## Stated problem
Transcribe the entries below exactly.

Records from a data source:
====

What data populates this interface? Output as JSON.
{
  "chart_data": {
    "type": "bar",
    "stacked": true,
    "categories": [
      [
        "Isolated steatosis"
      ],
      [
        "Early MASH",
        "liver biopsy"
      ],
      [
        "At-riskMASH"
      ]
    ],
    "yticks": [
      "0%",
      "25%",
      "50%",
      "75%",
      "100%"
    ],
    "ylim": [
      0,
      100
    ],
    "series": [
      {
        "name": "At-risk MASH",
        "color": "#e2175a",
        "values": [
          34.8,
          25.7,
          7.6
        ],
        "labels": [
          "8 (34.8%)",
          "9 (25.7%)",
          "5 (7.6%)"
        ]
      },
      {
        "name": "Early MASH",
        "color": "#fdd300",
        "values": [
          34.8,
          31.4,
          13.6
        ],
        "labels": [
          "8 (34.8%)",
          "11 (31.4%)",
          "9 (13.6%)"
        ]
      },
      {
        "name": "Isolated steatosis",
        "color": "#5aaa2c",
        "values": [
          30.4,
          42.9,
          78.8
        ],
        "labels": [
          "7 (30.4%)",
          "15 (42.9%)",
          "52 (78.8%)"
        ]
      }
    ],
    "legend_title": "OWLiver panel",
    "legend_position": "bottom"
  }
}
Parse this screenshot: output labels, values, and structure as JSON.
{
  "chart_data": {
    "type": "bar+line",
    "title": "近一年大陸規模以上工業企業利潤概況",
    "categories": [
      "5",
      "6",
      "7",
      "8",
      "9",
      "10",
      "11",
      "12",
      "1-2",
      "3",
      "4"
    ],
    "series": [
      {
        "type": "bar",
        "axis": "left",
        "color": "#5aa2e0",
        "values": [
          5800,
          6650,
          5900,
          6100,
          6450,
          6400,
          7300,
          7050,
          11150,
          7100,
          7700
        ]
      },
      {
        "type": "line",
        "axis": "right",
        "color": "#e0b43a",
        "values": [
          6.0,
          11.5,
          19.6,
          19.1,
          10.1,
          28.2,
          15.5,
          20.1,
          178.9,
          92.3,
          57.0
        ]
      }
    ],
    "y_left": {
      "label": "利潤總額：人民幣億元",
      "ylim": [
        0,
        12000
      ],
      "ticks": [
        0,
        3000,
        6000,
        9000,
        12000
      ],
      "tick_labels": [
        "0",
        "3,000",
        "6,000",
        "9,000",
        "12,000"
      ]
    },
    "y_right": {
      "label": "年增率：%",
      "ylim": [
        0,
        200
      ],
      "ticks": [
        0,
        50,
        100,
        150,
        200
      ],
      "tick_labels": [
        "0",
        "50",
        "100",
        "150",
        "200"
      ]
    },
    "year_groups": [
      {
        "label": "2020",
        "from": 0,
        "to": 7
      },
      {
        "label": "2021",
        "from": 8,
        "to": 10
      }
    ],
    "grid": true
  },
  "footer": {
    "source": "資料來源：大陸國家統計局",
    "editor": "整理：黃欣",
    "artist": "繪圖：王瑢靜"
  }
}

====

## Finished answer
What data populates this interface? Output as JSON.
{
  "chart_data": {
    "type": "bar",
    "stacked": true,
    "categories": [
      [
        "Isolated steatosis"
      ],
      [
        "Early MASH",
        "liver biopsy"
      ],
      [
        "At-riskMASH"
      ]
    ],
    "yticks": [
      "0%",
      "25%",
      "50%",
      "75%",
      "100%"
    ],
    "ylim": [
      0,
      100
    ],
    "series": [
      {
        "name": "At-risk MASH",
        "color": "#e2175a",
        "values": [
          34.8,
          25.7,
          7.6
        ],
        "labels": [
          "8 (34.8%)",
          "9 (25.7%)",
          "5 (7.6%)"
        ]
      },
      {
        "name": "Early MASH",
        "color": "#fdd300",
        "values": [
          34.8,
          31.4,
          13.6
        ],
        "labels": [
          "8 (34.8%)",
          "11 (31.4%)",
          "9 (13.6%)"
        ]
      },
      {
        "name": "Isolated steatosis",
        "color": "#5aaa2c",
        "values": [
          30.4,
          42.9,
          78.8
        ],
        "labels": [
          "7 (30.4%)",
          "15 (42.9%)",
          "52 (78.8%)"
        ]
      }
    ],
    "legend_title": "OWLiver panel",
    "legend_position": "bottom"
  }
}
Parse this screenshot: output labels, values, and structure as JSON.
{
  "chart_data": {
    "type": "bar+line",
    "title": "近一年大陸規模以上工業企業利潤概況",
    "categories": [
      "5",
      "6",
      "7",
      "8",
      "9",
      "10",
      "11",
      "12",
      "1-2",
      "3",
      "4"
    ],
    "series": [
      {
        "type": "bar",
        "axis": "left",
        "color": "#5aa2e0",
        "values": [
          5800,
          6650,
          5900,
          6100,
          6450,
          6400,
          7300,
          7050,
          11150,
          7100,
          7700
        ]
      },
      {
        "type": "line",
        "axis": "right",
        "color": "#e0b43a",
        "values": [
          6.0,
          11.5,
          19.6,
          19.1,
          10.1,
          28.2,
          15.5,
          20.1,
          178.9,
          92.3,
          57.0
        ]
      }
    ],
    "y_left": {
      "label": "利潤總額：人民幣億元",
      "ylim": [
        0,
        12000
      ],
      "ticks": [
        0,
        3000,
        6000,
        9000,
        12000
      ],
      "tick_labels": [
        "0",
        "3,000",
        "6,000",
        "9,000",
        "12,000"
      ]
    },
    "y_right": {
      "label": "年增率：%",
      "ylim": [
        0,
        200
      ],
      "ticks": [
        0,
        50,
        100,
        150,
        200
      ],
      "tick_labels": [
        "0",
        "50",
        "100",
        "150",
        "200"
      ]
    },
    "year_groups": [
      {
        "label": "2020",
        "from": 0,
        "to": 7
      },
      {
        "label": "2021",
        "from": 8,
        "to": 10
      }
    ],
    "grid": true
  },
  "footer": {
    "source": "資料來源：大陸國家統計局",
    "editor": "整理：黃欣",
    "artist": "繪圖：王瑢靜"
  }
}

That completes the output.